TO BE DONE:
Across all the lines below, how many contain the string "Females"? Please reply with the number only.

++++++

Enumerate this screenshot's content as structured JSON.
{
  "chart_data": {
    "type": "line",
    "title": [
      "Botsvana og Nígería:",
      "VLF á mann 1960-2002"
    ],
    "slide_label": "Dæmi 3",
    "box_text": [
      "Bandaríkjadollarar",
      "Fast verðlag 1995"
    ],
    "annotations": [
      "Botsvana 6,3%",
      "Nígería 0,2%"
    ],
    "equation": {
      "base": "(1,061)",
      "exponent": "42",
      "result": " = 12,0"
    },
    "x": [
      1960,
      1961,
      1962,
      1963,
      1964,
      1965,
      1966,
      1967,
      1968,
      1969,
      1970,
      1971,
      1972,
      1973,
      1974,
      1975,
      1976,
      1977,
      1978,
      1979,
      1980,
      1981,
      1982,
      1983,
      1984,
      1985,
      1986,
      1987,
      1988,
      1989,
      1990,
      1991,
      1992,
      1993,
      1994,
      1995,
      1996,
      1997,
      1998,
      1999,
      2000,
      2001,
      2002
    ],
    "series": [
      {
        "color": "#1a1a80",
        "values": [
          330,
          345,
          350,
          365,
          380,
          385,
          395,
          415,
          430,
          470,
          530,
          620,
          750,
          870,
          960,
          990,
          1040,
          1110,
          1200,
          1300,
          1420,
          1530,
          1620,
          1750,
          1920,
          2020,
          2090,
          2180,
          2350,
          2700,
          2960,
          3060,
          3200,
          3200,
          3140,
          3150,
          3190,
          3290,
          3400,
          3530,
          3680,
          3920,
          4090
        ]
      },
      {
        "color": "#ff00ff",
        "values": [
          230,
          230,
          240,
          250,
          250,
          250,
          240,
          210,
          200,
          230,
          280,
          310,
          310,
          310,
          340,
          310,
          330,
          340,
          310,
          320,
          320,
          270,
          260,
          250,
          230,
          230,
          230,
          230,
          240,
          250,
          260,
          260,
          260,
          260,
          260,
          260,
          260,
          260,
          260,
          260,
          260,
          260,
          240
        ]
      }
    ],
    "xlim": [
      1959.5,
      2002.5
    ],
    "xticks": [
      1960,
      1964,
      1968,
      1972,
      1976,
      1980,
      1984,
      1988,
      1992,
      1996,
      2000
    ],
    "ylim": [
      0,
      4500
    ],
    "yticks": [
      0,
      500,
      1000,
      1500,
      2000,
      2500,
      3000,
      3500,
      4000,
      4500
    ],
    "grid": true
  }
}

++++++

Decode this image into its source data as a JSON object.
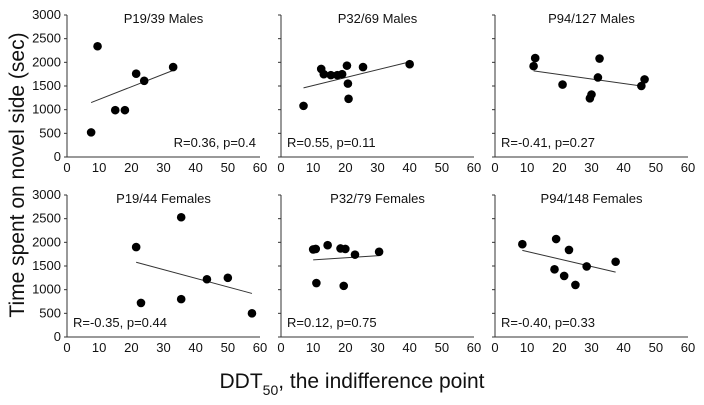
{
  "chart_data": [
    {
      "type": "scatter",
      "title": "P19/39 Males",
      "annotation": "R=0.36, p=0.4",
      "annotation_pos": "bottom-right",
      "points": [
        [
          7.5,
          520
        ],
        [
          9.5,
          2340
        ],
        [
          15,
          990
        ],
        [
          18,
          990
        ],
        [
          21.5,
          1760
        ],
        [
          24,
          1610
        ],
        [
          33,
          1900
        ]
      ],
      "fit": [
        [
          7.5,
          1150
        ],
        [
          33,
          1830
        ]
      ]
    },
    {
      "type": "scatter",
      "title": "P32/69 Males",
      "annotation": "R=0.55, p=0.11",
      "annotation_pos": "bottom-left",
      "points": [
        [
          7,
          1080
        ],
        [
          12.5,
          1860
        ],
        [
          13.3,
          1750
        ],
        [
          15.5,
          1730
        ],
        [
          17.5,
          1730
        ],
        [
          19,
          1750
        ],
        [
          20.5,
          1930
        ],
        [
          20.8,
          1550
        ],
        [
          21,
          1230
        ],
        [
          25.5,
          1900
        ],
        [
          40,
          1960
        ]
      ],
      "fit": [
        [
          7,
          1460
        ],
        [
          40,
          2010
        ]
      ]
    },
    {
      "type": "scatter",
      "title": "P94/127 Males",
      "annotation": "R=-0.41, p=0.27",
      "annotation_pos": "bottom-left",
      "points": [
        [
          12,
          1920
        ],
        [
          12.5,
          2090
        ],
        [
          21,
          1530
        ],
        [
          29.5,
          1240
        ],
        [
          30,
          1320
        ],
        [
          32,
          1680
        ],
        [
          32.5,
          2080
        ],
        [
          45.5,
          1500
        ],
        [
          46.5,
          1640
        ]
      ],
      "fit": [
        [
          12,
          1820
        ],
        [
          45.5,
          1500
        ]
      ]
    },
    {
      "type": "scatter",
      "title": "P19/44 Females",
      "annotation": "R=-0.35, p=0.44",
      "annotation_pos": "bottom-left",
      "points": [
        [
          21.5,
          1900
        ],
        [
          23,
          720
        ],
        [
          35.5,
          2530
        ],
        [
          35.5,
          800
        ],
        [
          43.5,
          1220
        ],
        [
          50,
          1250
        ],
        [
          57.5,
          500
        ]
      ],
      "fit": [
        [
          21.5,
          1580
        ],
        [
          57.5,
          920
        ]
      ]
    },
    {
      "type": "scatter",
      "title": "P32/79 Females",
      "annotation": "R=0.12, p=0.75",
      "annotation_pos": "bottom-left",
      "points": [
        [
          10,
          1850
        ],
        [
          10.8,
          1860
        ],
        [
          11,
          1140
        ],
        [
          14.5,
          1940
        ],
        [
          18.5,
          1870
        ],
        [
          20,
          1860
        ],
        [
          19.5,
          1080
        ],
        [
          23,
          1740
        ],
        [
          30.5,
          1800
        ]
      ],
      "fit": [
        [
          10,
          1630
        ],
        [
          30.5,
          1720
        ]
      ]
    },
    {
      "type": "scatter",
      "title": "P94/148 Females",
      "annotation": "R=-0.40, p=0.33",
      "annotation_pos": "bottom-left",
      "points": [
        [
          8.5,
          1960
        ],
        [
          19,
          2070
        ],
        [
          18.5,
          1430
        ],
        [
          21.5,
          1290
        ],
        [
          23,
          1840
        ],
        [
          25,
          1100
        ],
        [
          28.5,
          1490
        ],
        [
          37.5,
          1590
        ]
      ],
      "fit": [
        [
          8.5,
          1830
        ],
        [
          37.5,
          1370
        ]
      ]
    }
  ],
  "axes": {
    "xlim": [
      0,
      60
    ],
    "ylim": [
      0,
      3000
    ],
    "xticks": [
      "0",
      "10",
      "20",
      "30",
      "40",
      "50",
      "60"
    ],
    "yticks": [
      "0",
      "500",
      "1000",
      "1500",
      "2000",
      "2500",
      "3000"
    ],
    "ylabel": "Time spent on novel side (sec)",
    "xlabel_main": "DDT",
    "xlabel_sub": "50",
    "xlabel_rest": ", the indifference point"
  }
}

++++++

RESPONSE:
3